-- START OF EXTRACTED DATA --

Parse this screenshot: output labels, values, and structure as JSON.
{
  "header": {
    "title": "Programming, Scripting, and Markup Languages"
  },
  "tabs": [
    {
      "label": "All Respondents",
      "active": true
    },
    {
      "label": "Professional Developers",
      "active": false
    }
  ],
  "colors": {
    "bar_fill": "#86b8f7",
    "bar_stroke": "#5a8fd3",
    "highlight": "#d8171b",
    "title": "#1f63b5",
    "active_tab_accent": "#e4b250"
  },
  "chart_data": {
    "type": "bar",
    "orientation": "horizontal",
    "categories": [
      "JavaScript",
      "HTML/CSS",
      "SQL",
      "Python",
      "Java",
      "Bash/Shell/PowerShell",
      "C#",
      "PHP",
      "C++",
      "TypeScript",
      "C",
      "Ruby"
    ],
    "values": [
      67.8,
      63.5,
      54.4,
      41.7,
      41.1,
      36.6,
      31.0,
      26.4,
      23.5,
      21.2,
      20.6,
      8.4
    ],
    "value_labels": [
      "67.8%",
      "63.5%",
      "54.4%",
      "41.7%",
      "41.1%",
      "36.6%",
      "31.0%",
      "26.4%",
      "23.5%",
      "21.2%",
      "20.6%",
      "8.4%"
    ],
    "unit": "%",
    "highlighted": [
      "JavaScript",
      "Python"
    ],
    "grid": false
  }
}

-- END OF EXTRACTED DATA --

Reproduce every line of the data verbatim.

→ **RESULT OF THIS TASK**
Parse this screenshot: output labels, values, and structure as JSON.
{
  "header": {
    "title": "Programming, Scripting, and Markup Languages"
  },
  "tabs": [
    {
      "label": "All Respondents",
      "active": true
    },
    {
      "label": "Professional Developers",
      "active": false
    }
  ],
  "colors": {
    "bar_fill": "#86b8f7",
    "bar_stroke": "#5a8fd3",
    "highlight": "#d8171b",
    "title": "#1f63b5",
    "active_tab_accent": "#e4b250"
  },
  "chart_data": {
    "type": "bar",
    "orientation": "horizontal",
    "categories": [
      "JavaScript",
      "HTML/CSS",
      "SQL",
      "Python",
      "Java",
      "Bash/Shell/PowerShell",
      "C#",
      "PHP",
      "C++",
      "TypeScript",
      "C",
      "Ruby"
    ],
    "values": [
      67.8,
      63.5,
      54.4,
      41.7,
      41.1,
      36.6,
      31.0,
      26.4,
      23.5,
      21.2,
      20.6,
      8.4
    ],
    "value_labels": [
      "67.8%",
      "63.5%",
      "54.4%",
      "41.7%",
      "41.1%",
      "36.6%",
      "31.0%",
      "26.4%",
      "23.5%",
      "21.2%",
      "20.6%",
      "8.4%"
    ],
    "unit": "%",
    "highlighted": [
      "JavaScript",
      "Python"
    ],
    "grid": false
  }
}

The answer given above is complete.